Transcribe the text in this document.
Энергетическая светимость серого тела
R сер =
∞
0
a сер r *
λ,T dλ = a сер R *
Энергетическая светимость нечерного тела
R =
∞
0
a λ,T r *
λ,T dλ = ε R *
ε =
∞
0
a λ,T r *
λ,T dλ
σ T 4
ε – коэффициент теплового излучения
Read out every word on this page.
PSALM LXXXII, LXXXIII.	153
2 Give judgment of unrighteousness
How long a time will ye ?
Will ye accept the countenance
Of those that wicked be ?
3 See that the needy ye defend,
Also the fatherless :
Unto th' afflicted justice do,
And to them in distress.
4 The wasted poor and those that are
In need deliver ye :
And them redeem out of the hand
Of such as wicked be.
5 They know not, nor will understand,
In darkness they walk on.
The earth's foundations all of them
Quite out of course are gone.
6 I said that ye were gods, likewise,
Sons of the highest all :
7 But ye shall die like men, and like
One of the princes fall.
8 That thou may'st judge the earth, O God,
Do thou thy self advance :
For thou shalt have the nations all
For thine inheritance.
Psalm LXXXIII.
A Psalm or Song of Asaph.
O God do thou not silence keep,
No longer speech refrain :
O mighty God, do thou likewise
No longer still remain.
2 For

> _The request_:
Return the entries above exactly, each one complete.

> _Response to this task_:
Transcribe the text in this document.
Энергетическая светимость серого тела
R сер =
∞
0
a сер r *
λ,T dλ = a сер R *
Энергетическая светимость нечерного тела
R =
∞
0
a λ,T r *
λ,T dλ = ε R *
ε =
∞
0
a λ,T r *
λ,T dλ
σ T 4
ε – коэффициент теплового излучения
Read out every word on this page.
PSALM LXXXII, LXXXIII.	153
2 Give judgment of unrighteousness
How long a time will ye ?
Will ye accept the countenance
Of those that wicked be ?
3 See that the needy ye defend,
Also the fatherless :
Unto th' afflicted justice do,
And to them in distress.
4 The wasted poor and those that are
In need deliver ye :
And them redeem out of the hand
Of such as wicked be.
5 They know not, nor will understand,
In darkness they walk on.
The earth's foundations all of them
Quite out of course are gone.
6 I said that ye were gods, likewise,
Sons of the highest all :
7 But ye shall die like men, and like
One of the princes fall.
8 That thou may'st judge the earth, O God,
Do thou thy self advance :
For thou shalt have the nations all
For thine inheritance.
Psalm LXXXIII.
A Psalm or Song of Asaph.
O God do thou not silence keep,
No longer speech refrain :
O mighty God, do thou likewise
No longer still remain.
2 For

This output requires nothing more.